• Stored records:
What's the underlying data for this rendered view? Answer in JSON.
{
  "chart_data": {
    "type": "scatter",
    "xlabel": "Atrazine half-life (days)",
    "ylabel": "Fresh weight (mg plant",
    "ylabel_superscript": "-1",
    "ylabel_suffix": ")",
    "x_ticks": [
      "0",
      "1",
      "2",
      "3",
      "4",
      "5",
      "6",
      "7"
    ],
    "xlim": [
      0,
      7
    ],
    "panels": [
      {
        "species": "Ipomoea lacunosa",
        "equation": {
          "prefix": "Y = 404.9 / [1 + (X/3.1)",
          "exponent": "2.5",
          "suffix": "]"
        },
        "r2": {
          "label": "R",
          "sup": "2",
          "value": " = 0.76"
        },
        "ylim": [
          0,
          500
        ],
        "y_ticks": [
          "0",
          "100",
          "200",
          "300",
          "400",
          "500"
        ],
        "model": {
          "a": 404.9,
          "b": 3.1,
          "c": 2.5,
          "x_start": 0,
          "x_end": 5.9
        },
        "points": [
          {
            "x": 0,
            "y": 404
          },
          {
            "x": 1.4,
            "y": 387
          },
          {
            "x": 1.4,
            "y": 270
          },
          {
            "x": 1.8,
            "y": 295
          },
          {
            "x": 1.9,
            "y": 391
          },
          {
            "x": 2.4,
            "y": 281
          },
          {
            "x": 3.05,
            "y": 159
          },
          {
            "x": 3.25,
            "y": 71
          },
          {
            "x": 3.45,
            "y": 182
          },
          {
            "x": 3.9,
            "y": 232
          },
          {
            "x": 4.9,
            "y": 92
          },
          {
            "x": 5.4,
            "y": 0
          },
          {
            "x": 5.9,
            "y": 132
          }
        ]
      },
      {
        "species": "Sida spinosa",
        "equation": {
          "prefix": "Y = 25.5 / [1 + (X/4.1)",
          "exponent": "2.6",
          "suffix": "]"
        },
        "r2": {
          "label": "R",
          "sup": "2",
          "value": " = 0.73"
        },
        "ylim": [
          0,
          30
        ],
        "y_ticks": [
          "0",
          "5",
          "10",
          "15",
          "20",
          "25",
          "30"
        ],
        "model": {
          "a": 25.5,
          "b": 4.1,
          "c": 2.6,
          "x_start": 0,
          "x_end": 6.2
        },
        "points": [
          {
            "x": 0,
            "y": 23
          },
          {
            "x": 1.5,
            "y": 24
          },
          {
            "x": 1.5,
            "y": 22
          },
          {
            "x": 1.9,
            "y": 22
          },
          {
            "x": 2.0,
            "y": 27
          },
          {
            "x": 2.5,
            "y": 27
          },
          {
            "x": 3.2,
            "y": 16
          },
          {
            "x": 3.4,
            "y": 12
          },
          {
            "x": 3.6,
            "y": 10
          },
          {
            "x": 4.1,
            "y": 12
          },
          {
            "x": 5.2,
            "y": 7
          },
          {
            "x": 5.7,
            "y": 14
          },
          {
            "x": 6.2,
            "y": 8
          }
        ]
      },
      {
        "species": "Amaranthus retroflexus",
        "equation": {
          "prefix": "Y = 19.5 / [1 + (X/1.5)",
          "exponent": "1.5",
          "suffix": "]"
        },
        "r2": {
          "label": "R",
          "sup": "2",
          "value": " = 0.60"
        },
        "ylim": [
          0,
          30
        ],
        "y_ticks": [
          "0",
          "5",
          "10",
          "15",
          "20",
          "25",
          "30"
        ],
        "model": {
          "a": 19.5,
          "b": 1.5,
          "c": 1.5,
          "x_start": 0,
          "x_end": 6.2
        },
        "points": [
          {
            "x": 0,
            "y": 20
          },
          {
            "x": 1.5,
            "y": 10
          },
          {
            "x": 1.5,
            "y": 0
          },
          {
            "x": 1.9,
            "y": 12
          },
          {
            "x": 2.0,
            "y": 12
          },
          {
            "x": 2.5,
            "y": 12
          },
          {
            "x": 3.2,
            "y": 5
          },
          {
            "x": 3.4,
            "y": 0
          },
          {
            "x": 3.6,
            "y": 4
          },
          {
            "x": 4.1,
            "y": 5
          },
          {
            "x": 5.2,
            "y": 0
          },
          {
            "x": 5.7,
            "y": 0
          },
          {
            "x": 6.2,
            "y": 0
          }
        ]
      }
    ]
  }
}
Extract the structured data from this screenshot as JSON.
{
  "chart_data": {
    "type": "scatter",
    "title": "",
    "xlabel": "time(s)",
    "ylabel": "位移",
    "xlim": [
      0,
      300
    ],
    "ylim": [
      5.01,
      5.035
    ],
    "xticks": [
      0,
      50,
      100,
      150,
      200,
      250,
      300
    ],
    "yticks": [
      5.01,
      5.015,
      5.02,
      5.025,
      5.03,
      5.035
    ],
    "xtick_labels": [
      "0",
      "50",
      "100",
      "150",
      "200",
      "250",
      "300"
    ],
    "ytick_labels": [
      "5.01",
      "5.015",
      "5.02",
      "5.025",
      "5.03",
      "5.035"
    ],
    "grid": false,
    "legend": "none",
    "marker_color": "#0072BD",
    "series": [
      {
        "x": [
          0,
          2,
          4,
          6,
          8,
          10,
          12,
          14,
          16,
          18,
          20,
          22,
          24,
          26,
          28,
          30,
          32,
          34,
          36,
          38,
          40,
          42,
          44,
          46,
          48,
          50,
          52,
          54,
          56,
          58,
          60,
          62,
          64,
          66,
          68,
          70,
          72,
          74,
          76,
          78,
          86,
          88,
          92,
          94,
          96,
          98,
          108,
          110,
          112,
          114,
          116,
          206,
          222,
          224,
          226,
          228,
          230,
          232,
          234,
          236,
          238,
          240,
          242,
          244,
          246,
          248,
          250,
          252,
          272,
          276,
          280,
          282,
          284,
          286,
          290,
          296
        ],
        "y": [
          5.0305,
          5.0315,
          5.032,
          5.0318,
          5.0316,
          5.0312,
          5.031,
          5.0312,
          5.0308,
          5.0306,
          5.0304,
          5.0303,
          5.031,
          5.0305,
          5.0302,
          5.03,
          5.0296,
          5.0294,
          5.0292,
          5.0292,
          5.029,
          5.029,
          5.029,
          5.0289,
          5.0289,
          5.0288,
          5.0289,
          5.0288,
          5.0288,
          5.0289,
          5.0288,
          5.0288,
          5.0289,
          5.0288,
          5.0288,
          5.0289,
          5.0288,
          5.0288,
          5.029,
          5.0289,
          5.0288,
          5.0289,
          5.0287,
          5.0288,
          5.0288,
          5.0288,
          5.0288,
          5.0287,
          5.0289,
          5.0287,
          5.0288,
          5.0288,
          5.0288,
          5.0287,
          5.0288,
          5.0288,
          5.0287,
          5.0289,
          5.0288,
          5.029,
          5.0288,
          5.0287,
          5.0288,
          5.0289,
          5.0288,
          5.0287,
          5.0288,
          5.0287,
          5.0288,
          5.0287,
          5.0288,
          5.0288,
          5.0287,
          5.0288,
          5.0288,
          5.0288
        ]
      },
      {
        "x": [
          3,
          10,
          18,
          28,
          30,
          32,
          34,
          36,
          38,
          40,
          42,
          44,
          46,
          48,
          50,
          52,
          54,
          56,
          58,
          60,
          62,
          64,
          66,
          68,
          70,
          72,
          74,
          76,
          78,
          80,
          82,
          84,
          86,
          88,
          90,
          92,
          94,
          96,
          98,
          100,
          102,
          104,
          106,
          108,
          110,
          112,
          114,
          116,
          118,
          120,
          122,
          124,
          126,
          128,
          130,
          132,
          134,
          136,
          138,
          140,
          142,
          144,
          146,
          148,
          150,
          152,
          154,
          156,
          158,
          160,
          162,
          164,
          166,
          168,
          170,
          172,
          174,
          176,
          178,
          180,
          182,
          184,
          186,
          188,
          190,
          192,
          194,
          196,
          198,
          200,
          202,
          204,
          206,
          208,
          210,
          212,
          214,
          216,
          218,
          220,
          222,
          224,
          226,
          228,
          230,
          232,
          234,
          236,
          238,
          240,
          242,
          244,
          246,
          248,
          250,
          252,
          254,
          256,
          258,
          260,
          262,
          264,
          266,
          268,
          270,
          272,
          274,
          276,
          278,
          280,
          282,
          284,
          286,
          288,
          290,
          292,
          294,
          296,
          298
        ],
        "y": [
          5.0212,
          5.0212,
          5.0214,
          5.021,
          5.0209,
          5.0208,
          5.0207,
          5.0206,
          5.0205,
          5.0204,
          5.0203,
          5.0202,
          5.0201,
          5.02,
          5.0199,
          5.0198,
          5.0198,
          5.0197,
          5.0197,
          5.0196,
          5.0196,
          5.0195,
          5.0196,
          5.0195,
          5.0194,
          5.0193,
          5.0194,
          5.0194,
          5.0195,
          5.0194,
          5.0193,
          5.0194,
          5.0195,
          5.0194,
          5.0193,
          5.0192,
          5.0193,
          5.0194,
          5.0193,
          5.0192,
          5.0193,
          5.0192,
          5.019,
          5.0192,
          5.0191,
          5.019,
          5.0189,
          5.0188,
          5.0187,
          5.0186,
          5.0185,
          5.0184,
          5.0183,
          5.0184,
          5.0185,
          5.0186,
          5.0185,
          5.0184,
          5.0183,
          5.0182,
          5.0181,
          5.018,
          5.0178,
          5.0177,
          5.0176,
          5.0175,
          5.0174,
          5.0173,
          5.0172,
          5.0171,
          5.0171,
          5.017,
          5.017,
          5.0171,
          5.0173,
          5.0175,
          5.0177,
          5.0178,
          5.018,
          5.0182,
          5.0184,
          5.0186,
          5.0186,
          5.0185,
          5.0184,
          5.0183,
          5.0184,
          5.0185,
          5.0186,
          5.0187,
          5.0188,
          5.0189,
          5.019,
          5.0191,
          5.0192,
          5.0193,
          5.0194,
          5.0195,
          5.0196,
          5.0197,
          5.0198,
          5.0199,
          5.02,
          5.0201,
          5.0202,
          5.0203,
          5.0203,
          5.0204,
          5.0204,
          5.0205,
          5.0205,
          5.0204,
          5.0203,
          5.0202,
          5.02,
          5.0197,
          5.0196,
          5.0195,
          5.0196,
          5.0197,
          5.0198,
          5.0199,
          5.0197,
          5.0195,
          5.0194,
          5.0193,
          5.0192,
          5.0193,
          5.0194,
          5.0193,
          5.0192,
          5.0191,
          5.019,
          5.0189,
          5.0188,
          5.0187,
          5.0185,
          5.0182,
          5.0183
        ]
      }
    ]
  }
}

• Your objective: Determine how many lines include the word "JSON" and report that number by itself.

• Output of the task: 2